- STATED PROBLEM:
Send back the records in full, character for character.

+++ LISTED ENTRIES

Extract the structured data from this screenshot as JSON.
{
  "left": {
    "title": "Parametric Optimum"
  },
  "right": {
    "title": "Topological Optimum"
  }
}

++++++

- REPLY TO THE TASK:
Extract the structured data from this screenshot as JSON.
{
  "left": {
    "title": "Parametric Optimum"
  },
  "right": {
    "title": "Topological Optimum"
  }
}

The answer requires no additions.